* Start SOURCE DATA *
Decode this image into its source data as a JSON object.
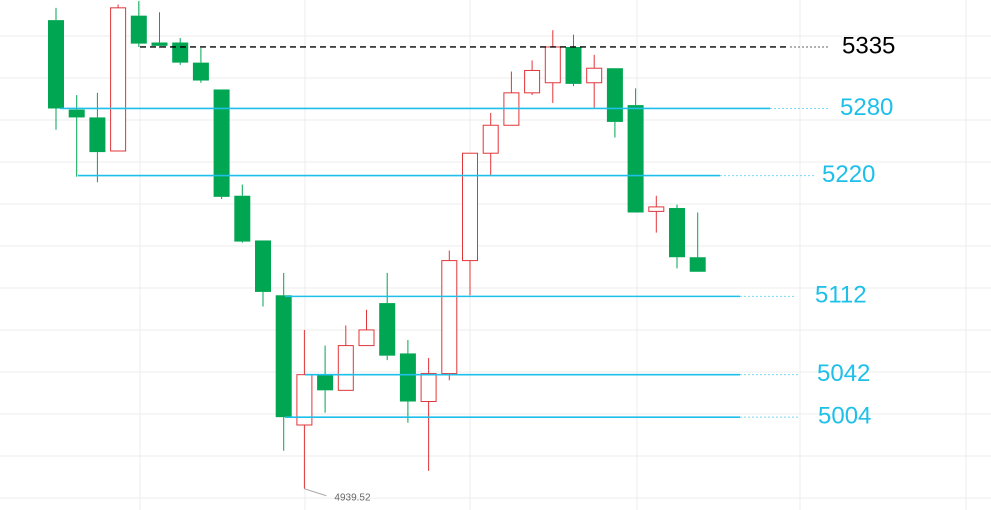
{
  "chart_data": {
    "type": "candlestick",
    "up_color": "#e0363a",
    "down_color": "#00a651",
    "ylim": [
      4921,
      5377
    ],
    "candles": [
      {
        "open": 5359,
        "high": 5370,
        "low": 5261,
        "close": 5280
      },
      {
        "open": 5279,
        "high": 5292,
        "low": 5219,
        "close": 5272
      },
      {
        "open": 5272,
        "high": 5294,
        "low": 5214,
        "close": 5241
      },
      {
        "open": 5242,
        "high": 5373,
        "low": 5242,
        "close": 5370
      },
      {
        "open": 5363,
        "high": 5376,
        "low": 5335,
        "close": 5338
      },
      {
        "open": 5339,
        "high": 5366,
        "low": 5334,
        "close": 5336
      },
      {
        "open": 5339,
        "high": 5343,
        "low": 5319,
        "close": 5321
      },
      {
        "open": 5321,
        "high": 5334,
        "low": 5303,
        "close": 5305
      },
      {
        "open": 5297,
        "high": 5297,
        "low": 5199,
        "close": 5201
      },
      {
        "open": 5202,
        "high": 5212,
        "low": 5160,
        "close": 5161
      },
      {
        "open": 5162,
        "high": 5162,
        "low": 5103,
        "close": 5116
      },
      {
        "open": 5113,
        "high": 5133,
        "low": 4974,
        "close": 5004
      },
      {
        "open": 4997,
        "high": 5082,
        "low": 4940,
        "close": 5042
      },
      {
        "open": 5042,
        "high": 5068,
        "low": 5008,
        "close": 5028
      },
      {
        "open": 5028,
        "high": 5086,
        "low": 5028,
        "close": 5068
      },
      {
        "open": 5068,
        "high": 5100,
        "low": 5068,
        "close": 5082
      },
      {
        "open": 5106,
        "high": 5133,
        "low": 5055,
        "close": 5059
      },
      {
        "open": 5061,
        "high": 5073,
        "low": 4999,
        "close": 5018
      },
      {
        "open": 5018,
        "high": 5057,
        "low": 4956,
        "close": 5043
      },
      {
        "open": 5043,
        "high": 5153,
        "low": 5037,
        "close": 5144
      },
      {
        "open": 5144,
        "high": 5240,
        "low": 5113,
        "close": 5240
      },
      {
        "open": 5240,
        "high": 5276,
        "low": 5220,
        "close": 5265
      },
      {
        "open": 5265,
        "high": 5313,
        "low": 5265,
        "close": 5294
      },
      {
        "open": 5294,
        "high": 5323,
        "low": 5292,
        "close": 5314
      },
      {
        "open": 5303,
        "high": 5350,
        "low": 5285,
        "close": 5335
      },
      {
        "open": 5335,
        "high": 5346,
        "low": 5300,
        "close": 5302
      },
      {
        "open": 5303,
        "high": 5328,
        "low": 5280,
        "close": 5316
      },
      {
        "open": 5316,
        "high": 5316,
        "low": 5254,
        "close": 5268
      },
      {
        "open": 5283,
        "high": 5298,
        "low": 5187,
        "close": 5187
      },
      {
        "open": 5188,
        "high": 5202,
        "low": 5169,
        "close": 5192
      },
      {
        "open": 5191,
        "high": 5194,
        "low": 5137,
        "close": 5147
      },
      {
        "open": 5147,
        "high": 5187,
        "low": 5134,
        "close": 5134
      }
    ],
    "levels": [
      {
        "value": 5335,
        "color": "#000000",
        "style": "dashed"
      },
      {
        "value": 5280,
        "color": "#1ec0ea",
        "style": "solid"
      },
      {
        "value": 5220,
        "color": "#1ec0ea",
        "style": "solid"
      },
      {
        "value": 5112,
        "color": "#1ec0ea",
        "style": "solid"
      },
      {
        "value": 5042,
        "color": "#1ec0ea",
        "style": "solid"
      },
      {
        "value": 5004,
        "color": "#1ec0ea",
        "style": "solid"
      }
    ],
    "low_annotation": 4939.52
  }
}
* End SOURCE DATA *
**WORK REQUIRED:** Work out how many lines of the data hold the string "value". Reply with that number alone.

**WRITTEN SOLUTION:** 6